Records:
start
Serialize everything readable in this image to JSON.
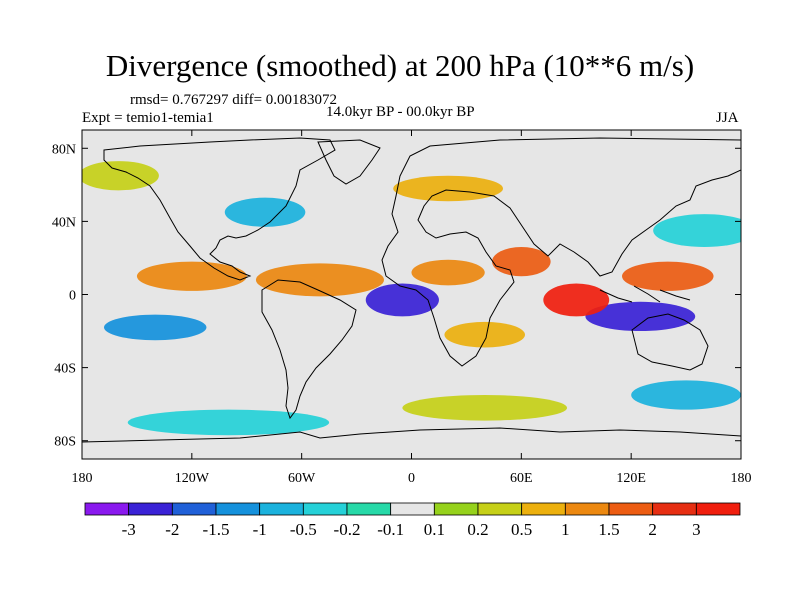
{
  "chart_data": {
    "type": "heatmap",
    "title": "Divergence (smoothed) at 200 hPa (10**6 m/s)",
    "stats_text": "rmsd= 0.767297 diff= 0.00183072",
    "experiment_label": "Expt = temio1-temia1",
    "period_label": "14.0kyr BP - 00.0kyr BP",
    "season_label": "JJA",
    "x_axis": {
      "range": [
        -180,
        180
      ],
      "ticks": [
        -180,
        -120,
        -60,
        0,
        60,
        120,
        180
      ],
      "tick_labels": [
        "180",
        "120W",
        "60W",
        "0",
        "60E",
        "120E",
        "180"
      ]
    },
    "y_axis": {
      "range": [
        -90,
        90
      ],
      "ticks": [
        80,
        40,
        0,
        -40,
        -80
      ],
      "tick_labels": [
        "80N",
        "40N",
        "0",
        "40S",
        "80S"
      ]
    },
    "colorbar": {
      "levels": [
        -3,
        -2,
        -1.5,
        -1,
        -0.5,
        -0.2,
        -0.1,
        0.1,
        0.2,
        0.5,
        1,
        1.5,
        2,
        3
      ],
      "labels": [
        "-3",
        "-2",
        "-1.5",
        "-1",
        "-0.5",
        "-0.2",
        "-0.1",
        "0.1",
        "0.2",
        "0.5",
        "1",
        "1.5",
        "2",
        "3"
      ],
      "colors": [
        "#8a19ee",
        "#3a22d6",
        "#2060d8",
        "#1591dc",
        "#1bb2dd",
        "#25d1d8",
        "#27d9a8",
        "#e6e6e6",
        "#96d21c",
        "#c6d018",
        "#ecb00e",
        "#ec8810",
        "#ec5c12",
        "#e62e12",
        "#f01e0e"
      ]
    },
    "field_blobs": [
      {
        "lon": -5,
        "lat": -3,
        "rx": 20,
        "ry": 9,
        "value": -3
      },
      {
        "lon": 125,
        "lat": -12,
        "rx": 30,
        "ry": 8,
        "value": -3
      },
      {
        "lon": 90,
        "lat": -3,
        "rx": 18,
        "ry": 9,
        "value": 3
      },
      {
        "lon": 60,
        "lat": 18,
        "rx": 16,
        "ry": 8,
        "value": 1.5
      },
      {
        "lon": 140,
        "lat": 10,
        "rx": 25,
        "ry": 8,
        "value": 1.5
      },
      {
        "lon": -120,
        "lat": 10,
        "rx": 30,
        "ry": 8,
        "value": 1
      },
      {
        "lon": -50,
        "lat": 8,
        "rx": 35,
        "ry": 9,
        "value": 1
      },
      {
        "lon": 20,
        "lat": 12,
        "rx": 20,
        "ry": 7,
        "value": 1
      },
      {
        "lon": -140,
        "lat": -18,
        "rx": 28,
        "ry": 7,
        "value": -1.5
      },
      {
        "lon": 40,
        "lat": -22,
        "rx": 22,
        "ry": 7,
        "value": 0.5
      },
      {
        "lon": 160,
        "lat": 35,
        "rx": 28,
        "ry": 9,
        "value": -0.5
      },
      {
        "lon": -80,
        "lat": 45,
        "rx": 22,
        "ry": 8,
        "value": -1
      },
      {
        "lon": 20,
        "lat": 58,
        "rx": 30,
        "ry": 7,
        "value": 0.5
      },
      {
        "lon": -160,
        "lat": 65,
        "rx": 22,
        "ry": 8,
        "value": 0.2
      },
      {
        "lon": 40,
        "lat": -62,
        "rx": 45,
        "ry": 7,
        "value": 0.2
      },
      {
        "lon": -100,
        "lat": -70,
        "rx": 55,
        "ry": 7,
        "value": -0.5
      },
      {
        "lon": 150,
        "lat": -55,
        "rx": 30,
        "ry": 8,
        "value": -1
      }
    ]
  }
}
end
* WRITTEN INSTRUCTION
Transcribe the listing above verbatim. Omit the pictures.

* ANSWER FOR THE TASK
Serialize everything readable in this image to JSON.
{
  "chart_data": {
    "type": "heatmap",
    "title": "Divergence (smoothed) at 200 hPa (10**6 m/s)",
    "stats_text": "rmsd= 0.767297 diff= 0.00183072",
    "experiment_label": "Expt = temio1-temia1",
    "period_label": "14.0kyr BP - 00.0kyr BP",
    "season_label": "JJA",
    "x_axis": {
      "range": [
        -180,
        180
      ],
      "ticks": [
        -180,
        -120,
        -60,
        0,
        60,
        120,
        180
      ],
      "tick_labels": [
        "180",
        "120W",
        "60W",
        "0",
        "60E",
        "120E",
        "180"
      ]
    },
    "y_axis": {
      "range": [
        -90,
        90
      ],
      "ticks": [
        80,
        40,
        0,
        -40,
        -80
      ],
      "tick_labels": [
        "80N",
        "40N",
        "0",
        "40S",
        "80S"
      ]
    },
    "colorbar": {
      "levels": [
        -3,
        -2,
        -1.5,
        -1,
        -0.5,
        -0.2,
        -0.1,
        0.1,
        0.2,
        0.5,
        1,
        1.5,
        2,
        3
      ],
      "labels": [
        "-3",
        "-2",
        "-1.5",
        "-1",
        "-0.5",
        "-0.2",
        "-0.1",
        "0.1",
        "0.2",
        "0.5",
        "1",
        "1.5",
        "2",
        "3"
      ],
      "colors": [
        "#8a19ee",
        "#3a22d6",
        "#2060d8",
        "#1591dc",
        "#1bb2dd",
        "#25d1d8",
        "#27d9a8",
        "#e6e6e6",
        "#96d21c",
        "#c6d018",
        "#ecb00e",
        "#ec8810",
        "#ec5c12",
        "#e62e12",
        "#f01e0e"
      ]
    },
    "field_blobs": [
      {
        "lon": -5,
        "lat": -3,
        "rx": 20,
        "ry": 9,
        "value": -3
      },
      {
        "lon": 125,
        "lat": -12,
        "rx": 30,
        "ry": 8,
        "value": -3
      },
      {
        "lon": 90,
        "lat": -3,
        "rx": 18,
        "ry": 9,
        "value": 3
      },
      {
        "lon": 60,
        "lat": 18,
        "rx": 16,
        "ry": 8,
        "value": 1.5
      },
      {
        "lon": 140,
        "lat": 10,
        "rx": 25,
        "ry": 8,
        "value": 1.5
      },
      {
        "lon": -120,
        "lat": 10,
        "rx": 30,
        "ry": 8,
        "value": 1
      },
      {
        "lon": -50,
        "lat": 8,
        "rx": 35,
        "ry": 9,
        "value": 1
      },
      {
        "lon": 20,
        "lat": 12,
        "rx": 20,
        "ry": 7,
        "value": 1
      },
      {
        "lon": -140,
        "lat": -18,
        "rx": 28,
        "ry": 7,
        "value": -1.5
      },
      {
        "lon": 40,
        "lat": -22,
        "rx": 22,
        "ry": 7,
        "value": 0.5
      },
      {
        "lon": 160,
        "lat": 35,
        "rx": 28,
        "ry": 9,
        "value": -0.5
      },
      {
        "lon": -80,
        "lat": 45,
        "rx": 22,
        "ry": 8,
        "value": -1
      },
      {
        "lon": 20,
        "lat": 58,
        "rx": 30,
        "ry": 7,
        "value": 0.5
      },
      {
        "lon": -160,
        "lat": 65,
        "rx": 22,
        "ry": 8,
        "value": 0.2
      },
      {
        "lon": 40,
        "lat": -62,
        "rx": 45,
        "ry": 7,
        "value": 0.2
      },
      {
        "lon": -100,
        "lat": -70,
        "rx": 55,
        "ry": 7,
        "value": -0.5
      },
      {
        "lon": 150,
        "lat": -55,
        "rx": 30,
        "ry": 8,
        "value": -1
      }
    ]
  }
}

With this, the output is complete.